Work to do: Reproduce the items below with each "Change Bin" renamed to "Move Bin" and every other character left as it is. Omit the pictures.

** BEGIN Input for this task **

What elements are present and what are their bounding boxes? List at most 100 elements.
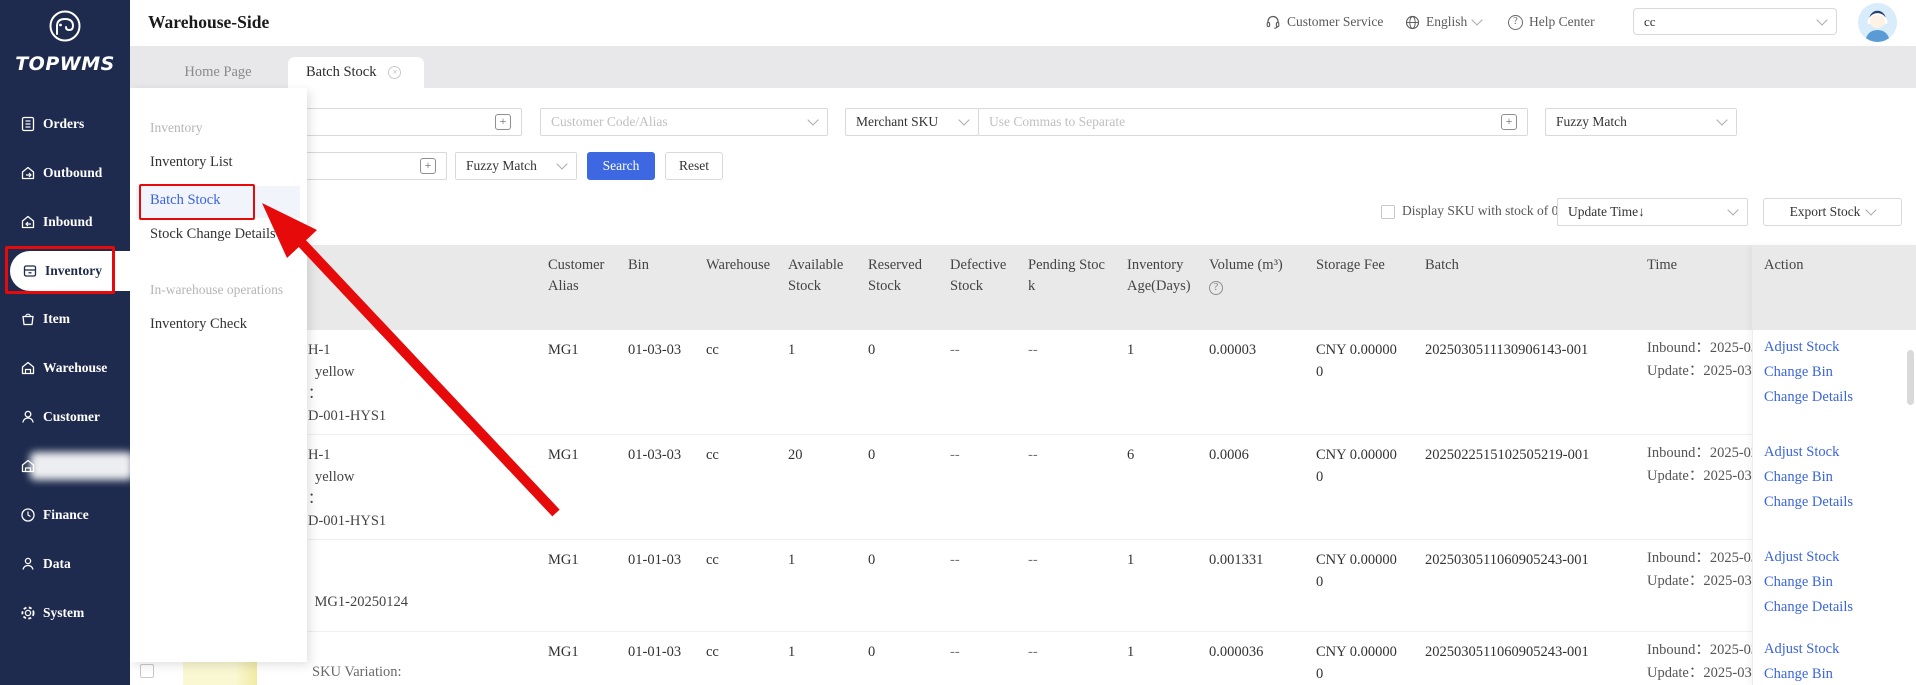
warehouse-icon — [21, 361, 35, 375]
cell-customer-alias: MG1 — [548, 644, 579, 660]
add-more-icon[interactable]: + — [495, 114, 511, 130]
orders-icon — [21, 116, 35, 132]
sidebar-item-orders[interactable]: Orders — [0, 109, 130, 139]
change-details-link[interactable]: Change Details — [1764, 599, 1853, 616]
cell-customer-alias: MG1 — [548, 447, 579, 463]
tab-batch-stock[interactable]: Batch Stock × — [288, 57, 424, 88]
sidebar-item-label: Finance — [43, 507, 89, 522]
sidebar-item-outbound[interactable]: Outbound — [0, 158, 130, 188]
row4-product-fragment: SKU Variation: — [312, 664, 402, 680]
customer-code-select[interactable]: Customer Code/Alias — [540, 108, 828, 136]
cell-reserved: 0 — [868, 447, 876, 463]
menu-section-inventory: Inventory — [150, 120, 203, 135]
sidebar-item-inbound[interactable]: Inbound — [0, 207, 130, 237]
elephant-logo-icon — [49, 10, 81, 42]
adjust-stock-link[interactable]: Adjust Stock — [1764, 444, 1839, 461]
sku-filter-field[interactable] — [311, 114, 495, 130]
sidebar-item-data[interactable]: Data — [0, 549, 130, 579]
cell-available: 20 — [788, 447, 803, 463]
reset-button[interactable]: Reset — [665, 152, 723, 180]
commas-field[interactable] — [989, 114, 1501, 130]
batch-filter-input[interactable]: + — [300, 152, 447, 180]
customer-service-link[interactable]: Customer Service — [1265, 14, 1383, 30]
sku-filter-input[interactable]: + — [300, 108, 522, 136]
menu-item-inventory-list[interactable]: Inventory List — [150, 154, 233, 171]
cell-customer-alias: MG1 — [548, 552, 579, 568]
batch-filter-field[interactable] — [311, 158, 420, 174]
add-more-icon[interactable]: + — [420, 158, 436, 174]
display-zero-checkbox[interactable] — [1381, 205, 1395, 219]
cell-bin: 01-01-03 — [628, 644, 682, 660]
help-center-label: Help Center — [1529, 14, 1595, 29]
change-bin-link[interactable]: Change Bin — [1764, 574, 1833, 591]
col-age: Inventory Age(Days) — [1127, 257, 1191, 294]
cell-reserved: 0 — [868, 644, 876, 660]
adjust-stock-link[interactable]: Adjust Stock — [1764, 549, 1839, 566]
change-bin-link[interactable]: Change Bin — [1764, 469, 1833, 486]
cell-batch: 2025022515102505219-001 — [1425, 447, 1590, 463]
adjust-stock-link[interactable]: Adjust Stock — [1764, 641, 1839, 658]
cell-batch: 2025030511060905243-001 — [1425, 552, 1589, 568]
cell-volume: 0.000036 — [1209, 644, 1264, 660]
cell-time-update: Update：2025-03- — [1647, 665, 1757, 681]
row-divider — [130, 631, 1916, 632]
app-logo: TOPWMS — [0, 8, 130, 75]
fuzzy-match-select-1[interactable]: Fuzzy Match — [1545, 108, 1737, 136]
row1-product-fragment: H-1 — [308, 342, 331, 358]
row1-product-fragment: D-001-HYS1 — [308, 408, 387, 424]
change-details-link[interactable]: Change Details — [1764, 389, 1853, 406]
tab-batch-label: Batch Stock — [306, 64, 377, 80]
scrollbar-thumb[interactable] — [1907, 350, 1914, 405]
search-button-label: Search — [602, 158, 640, 173]
fuzzy-match-select-2[interactable]: Fuzzy Match — [455, 152, 577, 180]
col-defective: Defective Stock — [950, 257, 1007, 294]
menu-section-in-warehouse: In-warehouse operations — [150, 282, 284, 297]
sidebar-item-warehouse[interactable]: Warehouse — [0, 353, 130, 383]
change-bin-link[interactable]: Change Bin — [1764, 364, 1833, 381]
sidebar-item-customer[interactable]: Customer — [0, 402, 130, 432]
cell-storage-fee: CNY 0.000000 — [1316, 552, 1397, 590]
fuzzy-match-value-2: Fuzzy Match — [466, 158, 537, 173]
cell-reserved: 0 — [868, 342, 876, 358]
cell-batch: 2025030511060905243-001 — [1425, 644, 1589, 660]
user-avatar[interactable] — [1858, 3, 1897, 42]
cell-bin: 01-03-03 — [628, 447, 682, 463]
help-center-link[interactable]: ? Help Center — [1508, 14, 1595, 30]
close-icon[interactable]: × — [388, 66, 402, 79]
export-stock-button[interactable]: Export Stock — [1763, 198, 1902, 226]
info-icon[interactable]: ? — [1209, 281, 1223, 295]
row1-product-fragment: ： — [308, 386, 323, 402]
sidebar-item-label: Customer — [43, 409, 100, 424]
chevron-down-icon — [1716, 114, 1728, 126]
sidebar-item-label: Data — [43, 556, 71, 571]
tab-home-page[interactable]: Home Page — [158, 57, 278, 88]
adjust-stock-link[interactable]: Adjust Stock — [1764, 339, 1839, 356]
change-bin-link[interactable]: Change Bin — [1764, 666, 1833, 683]
cell-reserved: 0 — [868, 552, 876, 568]
language-switcher[interactable]: English — [1405, 14, 1483, 30]
commas-input[interactable]: + — [978, 108, 1528, 136]
sidebar-item-item[interactable]: Item — [0, 304, 130, 334]
account-select[interactable]: cc — [1633, 8, 1837, 35]
cell-defective: -- — [950, 552, 960, 568]
sort-select[interactable]: Update Time↓ — [1557, 198, 1748, 226]
cell-bin: 01-03-03 — [628, 342, 682, 358]
inbound-icon — [21, 215, 35, 229]
sidebar-item-finance[interactable]: Finance — [0, 500, 130, 530]
col-action: Action — [1764, 257, 1804, 273]
row2-product-fragment: H-1 — [308, 447, 331, 463]
menu-item-inventory-check[interactable]: Inventory Check — [150, 316, 247, 333]
customer-code-placeholder: Customer Code/Alias — [551, 114, 668, 129]
cell-pending: -- — [1028, 552, 1038, 568]
search-button[interactable]: Search — [587, 152, 655, 180]
sidebar-item-label: Orders — [43, 116, 85, 131]
menu-item-stock-change-details[interactable]: Stock Change Details — [150, 226, 276, 243]
cell-volume: 0.0006 — [1209, 447, 1249, 463]
row3-product-fragment: ：MG1-20250124 — [300, 594, 408, 610]
cell-time-update: Update：2025-03- — [1647, 468, 1757, 484]
merchant-sku-select[interactable]: Merchant SKU — [845, 108, 979, 136]
row-checkbox[interactable] — [140, 664, 154, 678]
change-details-link[interactable]: Change Details — [1764, 494, 1853, 511]
sidebar-item-system[interactable]: System — [0, 598, 130, 628]
add-more-icon[interactable]: + — [1501, 114, 1517, 130]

** END Input for this task **

The completed task:
What elements are present and what are their bounding boxes? List at most 100 elements.
warehouse-icon — [21, 361, 35, 375]
cell-customer-alias: MG1 — [548, 644, 579, 660]
add-more-icon[interactable]: + — [495, 114, 511, 130]
orders-icon — [21, 116, 35, 132]
sidebar-item-orders[interactable]: Orders — [0, 109, 130, 139]
change-details-link[interactable]: Change Details — [1764, 599, 1853, 616]
cell-customer-alias: MG1 — [548, 447, 579, 463]
tab-batch-stock[interactable]: Batch Stock × — [288, 57, 424, 88]
sidebar-item-label: Finance — [43, 507, 89, 522]
sidebar-item-outbound[interactable]: Outbound — [0, 158, 130, 188]
row4-product-fragment: SKU Variation: — [312, 664, 402, 680]
customer-code-select[interactable]: Customer Code/Alias — [540, 108, 828, 136]
cell-reserved: 0 — [868, 447, 876, 463]
menu-section-inventory: Inventory — [150, 120, 203, 135]
sidebar-item-inbound[interactable]: Inbound — [0, 207, 130, 237]
elephant-logo-icon — [49, 10, 81, 42]
adjust-stock-link[interactable]: Adjust Stock — [1764, 444, 1839, 461]
sku-filter-field[interactable] — [311, 114, 495, 130]
sidebar-item-data[interactable]: Data — [0, 549, 130, 579]
cell-available: 20 — [788, 447, 803, 463]
reset-button[interactable]: Reset — [665, 152, 723, 180]
commas-field[interactable] — [989, 114, 1501, 130]
batch-filter-input[interactable]: + — [300, 152, 447, 180]
customer-service-link[interactable]: Customer Service — [1265, 14, 1383, 30]
sku-filter-input[interactable]: + — [300, 108, 522, 136]
menu-item-inventory-list[interactable]: Inventory List — [150, 154, 233, 171]
cell-customer-alias: MG1 — [548, 552, 579, 568]
batch-filter-field[interactable] — [311, 158, 420, 174]
add-more-icon[interactable]: + — [420, 158, 436, 174]
display-zero-checkbox[interactable] — [1381, 205, 1395, 219]
cell-bin: 01-01-03 — [628, 644, 682, 660]
help-center-label: Help Center — [1529, 14, 1595, 29]
change-bin-link[interactable]: Move Bin — [1764, 574, 1833, 591]
col-age: Inventory Age(Days) — [1127, 257, 1191, 294]
cell-reserved: 0 — [868, 644, 876, 660]
adjust-stock-link[interactable]: Adjust Stock — [1764, 549, 1839, 566]
change-bin-link[interactable]: Move Bin — [1764, 469, 1833, 486]
cell-batch: 2025022515102505219-001 — [1425, 447, 1590, 463]
adjust-stock-link[interactable]: Adjust Stock — [1764, 641, 1839, 658]
cell-batch: 2025030511060905243-001 — [1425, 552, 1589, 568]
cell-volume: 0.000036 — [1209, 644, 1264, 660]
cell-time-update: Update：2025-03- — [1647, 665, 1757, 681]
row-divider — [130, 631, 1916, 632]
app-logo: TOPWMS — [0, 8, 130, 75]
fuzzy-match-select-1[interactable]: Fuzzy Match — [1545, 108, 1737, 136]
row1-product-fragment: H-1 — [308, 342, 331, 358]
row1-product-fragment: D-001-HYS1 — [308, 408, 387, 424]
change-details-link[interactable]: Change Details — [1764, 389, 1853, 406]
tab-batch-label: Batch Stock — [306, 64, 377, 80]
scrollbar-thumb[interactable] — [1907, 350, 1914, 405]
search-button-label: Search — [602, 158, 640, 173]
fuzzy-match-select-2[interactable]: Fuzzy Match — [455, 152, 577, 180]
col-defective: Defective Stock — [950, 257, 1007, 294]
menu-section-in-warehouse: In-warehouse operations — [150, 282, 284, 297]
sidebar-item-warehouse[interactable]: Warehouse — [0, 353, 130, 383]
change-bin-link[interactable]: Move Bin — [1764, 364, 1833, 381]
sidebar-item-customer[interactable]: Customer — [0, 402, 130, 432]
cell-storage-fee: CNY 0.000000 — [1316, 552, 1397, 590]
fuzzy-match-value-2: Fuzzy Match — [466, 158, 537, 173]
cell-reserved: 0 — [868, 342, 876, 358]
cell-batch: 2025030511060905243-001 — [1425, 644, 1589, 660]
user-avatar[interactable] — [1858, 3, 1897, 42]
cell-bin: 01-03-03 — [628, 447, 682, 463]
help-center-link[interactable]: ? Help Center — [1508, 14, 1595, 30]
close-icon[interactable]: × — [388, 66, 402, 79]
export-stock-button[interactable]: Export Stock — [1763, 198, 1902, 226]
info-icon[interactable]: ? — [1209, 281, 1223, 295]
row1-product-fragment: ： — [308, 386, 323, 402]
sidebar-item-label: Customer — [43, 409, 100, 424]
chevron-down-icon — [1716, 114, 1728, 126]
sidebar-item-label: Data — [43, 556, 71, 571]
tab-home-page[interactable]: Home Page — [158, 57, 278, 88]
adjust-stock-link[interactable]: Adjust Stock — [1764, 339, 1839, 356]
change-bin-link[interactable]: Move Bin — [1764, 666, 1833, 683]
cell-reserved: 0 — [868, 552, 876, 568]
language-switcher[interactable]: English — [1405, 14, 1483, 30]
commas-input[interactable]: + — [978, 108, 1528, 136]
sidebar-item-item[interactable]: Item — [0, 304, 130, 334]
account-select[interactable]: cc — [1633, 8, 1837, 35]
cell-defective: -- — [950, 552, 960, 568]
sort-select[interactable]: Update Time↓ — [1557, 198, 1748, 226]
cell-bin: 01-03-03 — [628, 342, 682, 358]
inbound-icon — [21, 215, 35, 229]
sidebar-item-finance[interactable]: Finance — [0, 500, 130, 530]
col-action: Action — [1764, 257, 1804, 273]
row2-product-fragment: H-1 — [308, 447, 331, 463]
menu-item-inventory-check[interactable]: Inventory Check — [150, 316, 247, 333]
customer-code-placeholder: Customer Code/Alias — [551, 114, 668, 129]
cell-pending: -- — [1028, 552, 1038, 568]
search-button[interactable]: Search — [587, 152, 655, 180]
sidebar-item-label: Orders — [43, 116, 85, 131]
menu-item-stock-change-details[interactable]: Stock Change Details — [150, 226, 276, 243]
cell-volume: 0.0006 — [1209, 447, 1249, 463]
row3-product-fragment: ：MG1-20250124 — [300, 594, 408, 610]
cell-time-update: Update：2025-03- — [1647, 468, 1757, 484]
merchant-sku-select[interactable]: Merchant SKU — [845, 108, 979, 136]
row-checkbox[interactable] — [140, 664, 154, 678]
change-details-link[interactable]: Change Details — [1764, 494, 1853, 511]
sidebar-item-system[interactable]: System — [0, 598, 130, 628]
add-more-icon[interactable]: + — [1501, 114, 1517, 130]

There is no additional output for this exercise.